** Data entries **
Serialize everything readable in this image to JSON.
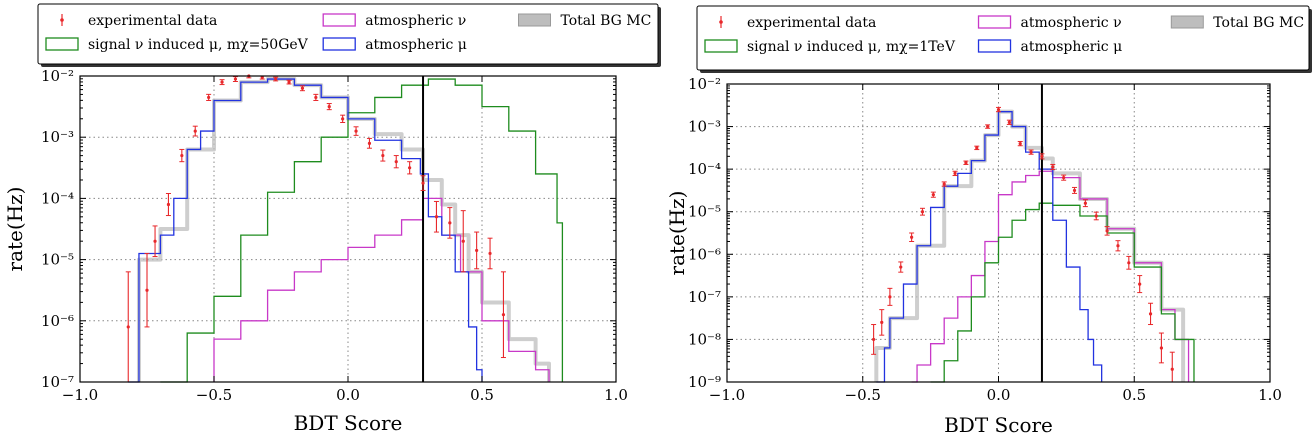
{
  "colors": {
    "data": "#e8282b",
    "signal": "#1e8c1e",
    "atm_nu": "#c838c8",
    "atm_mu": "#2233e0",
    "total_bg": "#bdbdbd",
    "cut_line": "#000000"
  },
  "chart_data": [
    {
      "type": "line",
      "step": true,
      "log_y": true,
      "grid": true,
      "xlabel": "BDT Score",
      "ylabel": "rate(Hz)",
      "xlim": [
        -1.0,
        1.0
      ],
      "ylim_exp": [
        -7,
        -2
      ],
      "xticks": [
        "−1.0",
        "−0.5",
        "0.0",
        "0.5",
        "1.0"
      ],
      "yticks": [
        "10⁻⁷",
        "10⁻⁶",
        "10⁻⁵",
        "10⁻⁴",
        "10⁻³",
        "10⁻²"
      ],
      "cut": 0.28,
      "legend": {
        "placement": "top",
        "data": "experimental data",
        "signal": "signal ν induced μ, mχ=50GeV",
        "atm_nu": "atmospheric ν",
        "atm_mu": "atmospheric μ",
        "total_bg": "Total BG MC"
      },
      "series": [
        {
          "key": "atm_mu",
          "name": "atmospheric μ",
          "x": [
            -0.82,
            -0.78,
            -0.7,
            -0.65,
            -0.6,
            -0.55,
            -0.5,
            -0.4,
            -0.3,
            -0.2,
            -0.1,
            0.0,
            0.1,
            0.2,
            0.27,
            0.3,
            0.35,
            0.4,
            0.45,
            0.48,
            0.5
          ],
          "y": [
            -7.0,
            -4.9,
            -4.6,
            -4.0,
            -3.2,
            -2.9,
            -2.4,
            -2.1,
            -2.05,
            -2.15,
            -2.35,
            -2.7,
            -3.05,
            -3.35,
            -3.6,
            -4.3,
            -4.6,
            -5.2,
            -6.1,
            -6.8,
            -7.0
          ]
        },
        {
          "key": "atm_nu",
          "name": "atmospheric ν",
          "x": [
            -0.5,
            -0.4,
            -0.3,
            -0.2,
            -0.1,
            0.0,
            0.1,
            0.2,
            0.28,
            0.35,
            0.42,
            0.5,
            0.6,
            0.7,
            0.75
          ],
          "y": [
            -6.3,
            -6.0,
            -5.5,
            -5.2,
            -5.0,
            -4.8,
            -4.6,
            -4.35,
            -4.0,
            -4.6,
            -5.2,
            -6.0,
            -6.5,
            -6.8,
            -7.0
          ]
        },
        {
          "key": "signal",
          "name": "signal ν induced μ, mχ=50GeV",
          "x": [
            -0.7,
            -0.6,
            -0.5,
            -0.4,
            -0.3,
            -0.2,
            -0.1,
            0.0,
            0.1,
            0.2,
            0.3,
            0.4,
            0.5,
            0.6,
            0.7,
            0.78,
            0.8
          ],
          "y": [
            -7.0,
            -6.2,
            -5.6,
            -4.6,
            -3.9,
            -3.4,
            -3.0,
            -2.6,
            -2.35,
            -2.15,
            -2.05,
            -2.15,
            -2.5,
            -2.9,
            -3.6,
            -4.4,
            -7.0
          ]
        },
        {
          "key": "total_bg",
          "name": "Total BG MC",
          "x": [
            -0.78,
            -0.7,
            -0.6,
            -0.5,
            -0.4,
            -0.3,
            -0.2,
            -0.1,
            0.0,
            0.1,
            0.2,
            0.28,
            0.35,
            0.4,
            0.45,
            0.5,
            0.6,
            0.7,
            0.75
          ],
          "y": [
            -5.0,
            -4.5,
            -3.2,
            -2.4,
            -2.1,
            -2.05,
            -2.15,
            -2.35,
            -2.7,
            -2.95,
            -3.2,
            -3.7,
            -4.1,
            -4.6,
            -5.2,
            -5.7,
            -6.3,
            -6.7,
            -7.0
          ]
        }
      ],
      "data_points": {
        "x": [
          -0.82,
          -0.75,
          -0.72,
          -0.67,
          -0.62,
          -0.57,
          -0.52,
          -0.47,
          -0.42,
          -0.37,
          -0.32,
          -0.27,
          -0.22,
          -0.17,
          -0.12,
          -0.07,
          -0.02,
          0.03,
          0.08,
          0.13,
          0.18,
          0.23,
          0.28,
          0.33,
          0.38,
          0.43,
          0.48,
          0.53,
          0.58
        ],
        "y": [
          -6.1,
          -5.5,
          -4.7,
          -4.1,
          -3.3,
          -2.9,
          -2.35,
          -2.1,
          -2.05,
          -2.0,
          -2.02,
          -2.05,
          -2.1,
          -2.2,
          -2.35,
          -2.5,
          -2.7,
          -2.9,
          -3.1,
          -3.3,
          -3.4,
          -3.5,
          -3.75,
          -4.3,
          -4.4,
          -4.7,
          -4.85,
          -4.9,
          -5.9
        ],
        "err": [
          0.9,
          0.6,
          0.25,
          0.18,
          0.1,
          0.08,
          0.05,
          0.04,
          0.04,
          0.03,
          0.03,
          0.03,
          0.03,
          0.04,
          0.05,
          0.05,
          0.06,
          0.07,
          0.08,
          0.09,
          0.1,
          0.1,
          0.12,
          0.25,
          0.25,
          0.5,
          0.3,
          0.25,
          0.7
        ]
      }
    },
    {
      "type": "line",
      "step": true,
      "log_y": true,
      "grid": true,
      "xlabel": "BDT Score",
      "ylabel": "rate(Hz)",
      "xlim": [
        -1.0,
        1.0
      ],
      "ylim_exp": [
        -9,
        -2
      ],
      "xticks": [
        "−1.0",
        "−0.5",
        "0.0",
        "0.5",
        "1.0"
      ],
      "yticks": [
        "10⁻⁹",
        "10⁻⁸",
        "10⁻⁷",
        "10⁻⁶",
        "10⁻⁵",
        "10⁻⁴",
        "10⁻³",
        "10⁻²"
      ],
      "cut": 0.16,
      "legend": {
        "placement": "top",
        "data": "experimental data",
        "signal": "signal ν induced μ, mχ=1TeV",
        "atm_nu": "atmospheric ν",
        "atm_mu": "atmospheric μ",
        "total_bg": "Total BG MC"
      },
      "series": [
        {
          "key": "atm_mu",
          "name": "atmospheric μ",
          "x": [
            -0.45,
            -0.42,
            -0.4,
            -0.35,
            -0.3,
            -0.25,
            -0.2,
            -0.15,
            -0.1,
            -0.05,
            0.0,
            0.05,
            0.1,
            0.15,
            0.2,
            0.25,
            0.3,
            0.33,
            0.35,
            0.38
          ],
          "y": [
            -9.0,
            -8.2,
            -7.5,
            -6.7,
            -5.8,
            -4.9,
            -4.4,
            -4.1,
            -3.8,
            -3.2,
            -2.65,
            -3.0,
            -3.6,
            -4.0,
            -5.2,
            -6.3,
            -7.3,
            -8.0,
            -8.6,
            -9.0
          ]
        },
        {
          "key": "atm_nu",
          "name": "atmospheric ν",
          "x": [
            -0.32,
            -0.3,
            -0.25,
            -0.2,
            -0.15,
            -0.1,
            -0.05,
            0.0,
            0.05,
            0.1,
            0.15,
            0.2,
            0.3,
            0.4,
            0.5,
            0.6,
            0.65,
            0.7
          ],
          "y": [
            -9.0,
            -8.6,
            -8.1,
            -7.5,
            -7.0,
            -6.5,
            -5.7,
            -4.6,
            -4.3,
            -4.15,
            -4.05,
            -4.2,
            -4.7,
            -5.4,
            -6.2,
            -7.3,
            -8.0,
            -9.0
          ]
        },
        {
          "key": "signal",
          "name": "signal ν induced μ, mχ=1TeV",
          "x": [
            -0.25,
            -0.2,
            -0.15,
            -0.1,
            -0.05,
            0.0,
            0.05,
            0.1,
            0.15,
            0.2,
            0.3,
            0.4,
            0.5,
            0.6,
            0.65,
            0.72
          ],
          "y": [
            -9.0,
            -8.5,
            -7.8,
            -7.0,
            -6.2,
            -5.6,
            -5.2,
            -4.95,
            -4.8,
            -4.85,
            -5.1,
            -5.5,
            -6.3,
            -7.4,
            -8.0,
            -9.0
          ]
        },
        {
          "key": "total_bg",
          "name": "Total BG MC",
          "x": [
            -0.45,
            -0.4,
            -0.3,
            -0.2,
            -0.1,
            -0.05,
            0.0,
            0.05,
            0.1,
            0.16,
            0.2,
            0.3,
            0.4,
            0.5,
            0.6,
            0.68
          ],
          "y": [
            -8.2,
            -7.5,
            -5.8,
            -4.4,
            -3.8,
            -3.2,
            -2.65,
            -3.0,
            -3.5,
            -3.75,
            -4.1,
            -4.7,
            -5.4,
            -6.2,
            -7.3,
            -9.0
          ]
        }
      ],
      "data_points": {
        "x": [
          -0.46,
          -0.43,
          -0.4,
          -0.36,
          -0.32,
          -0.28,
          -0.24,
          -0.2,
          -0.16,
          -0.12,
          -0.08,
          -0.04,
          0.0,
          0.04,
          0.08,
          0.12,
          0.16,
          0.2,
          0.24,
          0.28,
          0.32,
          0.36,
          0.4,
          0.44,
          0.48,
          0.52,
          0.56,
          0.6,
          0.64
        ],
        "y": [
          -8.0,
          -7.6,
          -7.0,
          -6.3,
          -5.6,
          -5.0,
          -4.6,
          -4.35,
          -4.1,
          -3.85,
          -3.5,
          -3.0,
          -2.6,
          -2.9,
          -3.4,
          -3.6,
          -3.7,
          -3.95,
          -4.2,
          -4.5,
          -4.8,
          -5.1,
          -5.45,
          -5.8,
          -6.2,
          -6.7,
          -7.4,
          -8.2,
          -8.7
        ],
        "err": [
          0.35,
          0.3,
          0.2,
          0.12,
          0.1,
          0.08,
          0.06,
          0.05,
          0.05,
          0.04,
          0.04,
          0.04,
          0.05,
          0.05,
          0.05,
          0.05,
          0.06,
          0.06,
          0.06,
          0.07,
          0.08,
          0.09,
          0.1,
          0.12,
          0.15,
          0.2,
          0.25,
          0.35,
          0.4
        ]
      }
    }
  ]
}
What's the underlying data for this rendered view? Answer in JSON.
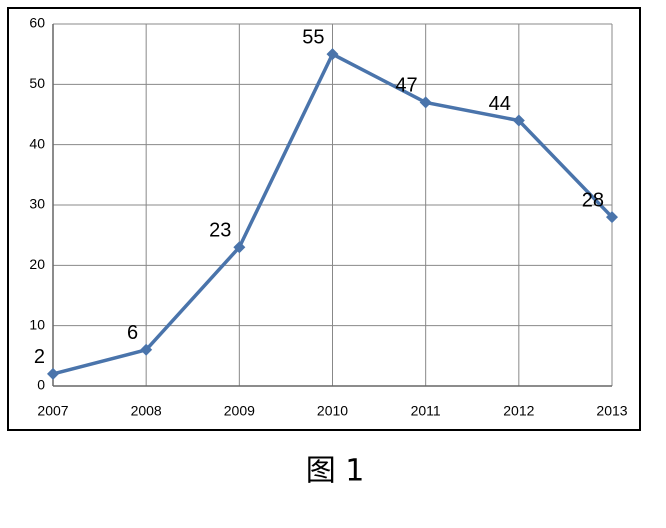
{
  "chart_data": {
    "type": "line",
    "caption": "图 1",
    "categories": [
      "2007",
      "2008",
      "2009",
      "2010",
      "2011",
      "2012",
      "2013"
    ],
    "series": [
      {
        "color": "#4a74ab",
        "values": [
          2,
          6,
          23,
          55,
          47,
          44,
          28
        ]
      }
    ],
    "ylim": [
      0,
      60
    ],
    "yticks": [
      0,
      10,
      20,
      30,
      40,
      50,
      60
    ],
    "grid": true
  }
}
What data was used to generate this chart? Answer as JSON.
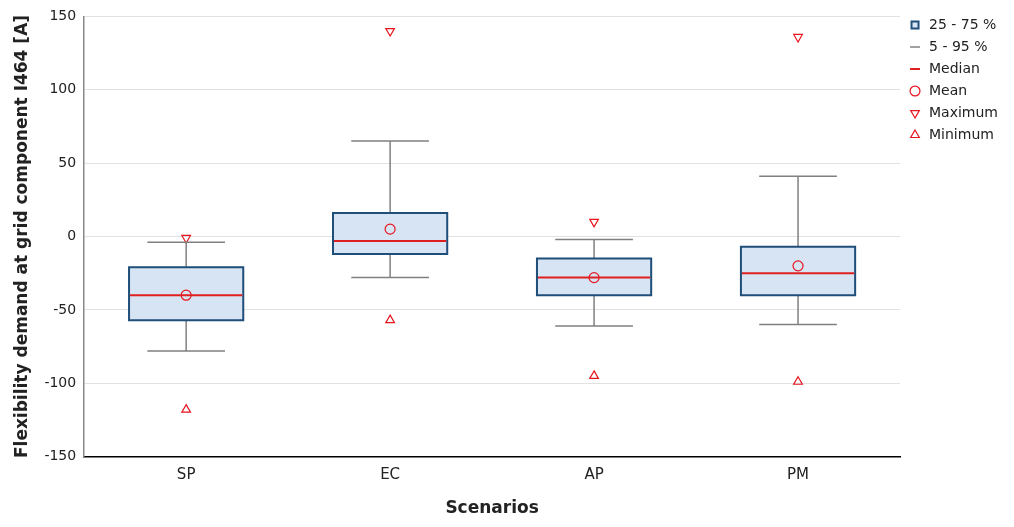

** Exercise instructions **
From the line with "What's the underlying" down to the end of the entries, retype each line exactly as written, but drop the pictures.

** Exercise response **
What's the underlying data for this rendered view? Answer in JSON.
{
  "chart_data": {
    "type": "line",
    "caption": "图 1",
    "categories": [
      "2007",
      "2008",
      "2009",
      "2010",
      "2011",
      "2012",
      "2013"
    ],
    "series": [
      {
        "color": "#4a74ab",
        "values": [
          2,
          6,
          23,
          55,
          47,
          44,
          28
        ]
      }
    ],
    "ylim": [
      0,
      60
    ],
    "yticks": [
      0,
      10,
      20,
      30,
      40,
      50,
      60
    ],
    "grid": true
  }
}
What data was used to generate this chart? Answer as JSON.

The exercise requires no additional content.